== EXERCISE GOAL ==
Every line of the data that contains the string "subclase" must be copied.

== MATERIAL PROVIDED ==
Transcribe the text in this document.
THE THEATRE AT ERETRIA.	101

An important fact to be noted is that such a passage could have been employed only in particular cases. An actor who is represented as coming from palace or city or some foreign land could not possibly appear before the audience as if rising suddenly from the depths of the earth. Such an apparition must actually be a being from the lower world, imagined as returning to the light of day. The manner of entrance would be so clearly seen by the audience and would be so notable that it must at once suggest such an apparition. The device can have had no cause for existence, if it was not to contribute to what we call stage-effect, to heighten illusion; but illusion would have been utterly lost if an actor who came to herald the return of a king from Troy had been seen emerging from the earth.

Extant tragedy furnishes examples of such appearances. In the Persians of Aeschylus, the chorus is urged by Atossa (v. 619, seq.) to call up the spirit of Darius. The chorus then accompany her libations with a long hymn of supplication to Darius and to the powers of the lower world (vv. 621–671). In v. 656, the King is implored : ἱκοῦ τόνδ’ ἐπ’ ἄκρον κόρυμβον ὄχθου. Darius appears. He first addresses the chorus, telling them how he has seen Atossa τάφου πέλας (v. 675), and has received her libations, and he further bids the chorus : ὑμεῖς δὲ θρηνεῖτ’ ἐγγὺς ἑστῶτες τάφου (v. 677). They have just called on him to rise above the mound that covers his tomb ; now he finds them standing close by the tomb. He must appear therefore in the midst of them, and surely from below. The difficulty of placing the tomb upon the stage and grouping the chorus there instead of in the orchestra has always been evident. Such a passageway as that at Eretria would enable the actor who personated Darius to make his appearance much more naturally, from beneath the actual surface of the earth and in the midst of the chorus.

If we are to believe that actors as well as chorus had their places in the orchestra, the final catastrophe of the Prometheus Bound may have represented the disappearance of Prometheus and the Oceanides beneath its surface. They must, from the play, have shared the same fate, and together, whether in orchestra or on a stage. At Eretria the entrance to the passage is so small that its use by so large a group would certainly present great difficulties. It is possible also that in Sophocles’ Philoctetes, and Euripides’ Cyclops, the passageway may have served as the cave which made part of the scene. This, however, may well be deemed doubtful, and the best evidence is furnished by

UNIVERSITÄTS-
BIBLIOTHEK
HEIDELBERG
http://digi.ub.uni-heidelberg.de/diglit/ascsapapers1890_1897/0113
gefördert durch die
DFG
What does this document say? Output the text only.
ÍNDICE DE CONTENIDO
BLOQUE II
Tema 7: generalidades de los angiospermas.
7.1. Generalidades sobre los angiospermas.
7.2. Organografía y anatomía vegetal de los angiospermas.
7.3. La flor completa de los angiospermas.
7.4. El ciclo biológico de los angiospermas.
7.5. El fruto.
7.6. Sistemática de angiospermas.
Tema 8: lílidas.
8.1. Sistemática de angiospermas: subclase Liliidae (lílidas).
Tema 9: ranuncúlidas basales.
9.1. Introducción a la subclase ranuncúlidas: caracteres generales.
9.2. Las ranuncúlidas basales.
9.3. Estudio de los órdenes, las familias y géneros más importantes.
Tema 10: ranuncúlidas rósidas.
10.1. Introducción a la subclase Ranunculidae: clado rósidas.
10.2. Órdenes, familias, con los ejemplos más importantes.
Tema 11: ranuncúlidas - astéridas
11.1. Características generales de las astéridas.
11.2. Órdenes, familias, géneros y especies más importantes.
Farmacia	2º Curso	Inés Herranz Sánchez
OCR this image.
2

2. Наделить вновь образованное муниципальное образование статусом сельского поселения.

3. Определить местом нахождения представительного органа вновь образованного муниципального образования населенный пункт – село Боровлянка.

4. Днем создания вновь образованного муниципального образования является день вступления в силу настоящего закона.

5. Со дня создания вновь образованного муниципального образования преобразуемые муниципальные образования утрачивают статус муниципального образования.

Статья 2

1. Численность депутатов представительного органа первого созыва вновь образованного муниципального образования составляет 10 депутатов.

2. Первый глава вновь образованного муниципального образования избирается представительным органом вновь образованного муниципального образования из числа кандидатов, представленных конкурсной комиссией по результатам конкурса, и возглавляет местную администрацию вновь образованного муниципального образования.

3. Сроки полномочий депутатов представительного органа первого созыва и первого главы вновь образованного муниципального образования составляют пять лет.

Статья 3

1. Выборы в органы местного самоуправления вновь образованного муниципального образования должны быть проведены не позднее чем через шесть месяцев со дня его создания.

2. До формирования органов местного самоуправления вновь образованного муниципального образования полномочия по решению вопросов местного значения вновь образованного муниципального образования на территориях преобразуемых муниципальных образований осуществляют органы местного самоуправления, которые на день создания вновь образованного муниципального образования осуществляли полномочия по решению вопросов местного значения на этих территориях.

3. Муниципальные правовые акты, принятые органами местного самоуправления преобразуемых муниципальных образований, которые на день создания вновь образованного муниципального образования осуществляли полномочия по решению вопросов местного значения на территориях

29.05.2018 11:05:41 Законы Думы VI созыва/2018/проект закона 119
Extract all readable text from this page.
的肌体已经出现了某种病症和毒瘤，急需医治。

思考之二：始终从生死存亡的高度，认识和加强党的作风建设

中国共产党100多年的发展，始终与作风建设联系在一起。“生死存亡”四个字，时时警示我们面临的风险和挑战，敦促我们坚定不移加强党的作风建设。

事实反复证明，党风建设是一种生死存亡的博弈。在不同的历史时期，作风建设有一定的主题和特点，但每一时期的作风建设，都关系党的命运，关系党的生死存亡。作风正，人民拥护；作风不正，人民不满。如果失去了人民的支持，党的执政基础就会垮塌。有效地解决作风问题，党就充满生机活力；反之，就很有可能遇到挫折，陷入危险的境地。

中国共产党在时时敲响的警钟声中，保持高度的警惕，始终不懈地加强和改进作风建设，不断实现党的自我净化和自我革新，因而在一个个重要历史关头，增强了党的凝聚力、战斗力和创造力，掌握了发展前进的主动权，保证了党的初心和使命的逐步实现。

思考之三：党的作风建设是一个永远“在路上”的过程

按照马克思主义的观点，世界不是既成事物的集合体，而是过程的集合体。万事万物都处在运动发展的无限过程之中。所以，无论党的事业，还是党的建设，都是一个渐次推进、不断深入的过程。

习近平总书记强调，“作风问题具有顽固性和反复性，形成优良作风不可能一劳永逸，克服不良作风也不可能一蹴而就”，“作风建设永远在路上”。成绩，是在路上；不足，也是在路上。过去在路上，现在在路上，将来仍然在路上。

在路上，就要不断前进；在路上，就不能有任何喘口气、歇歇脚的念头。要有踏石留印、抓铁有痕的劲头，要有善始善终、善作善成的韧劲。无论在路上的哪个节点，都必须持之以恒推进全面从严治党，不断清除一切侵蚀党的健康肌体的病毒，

== RESULT OF THE TASK ==
8.1. Sistemática de angiospermas: subclase Liliidae (lílidas).
9.1. Introducción a la subclase ranuncúlidas: caracteres generales.
10.1. Introducción a la subclase Ranunculidae: clado rósidas.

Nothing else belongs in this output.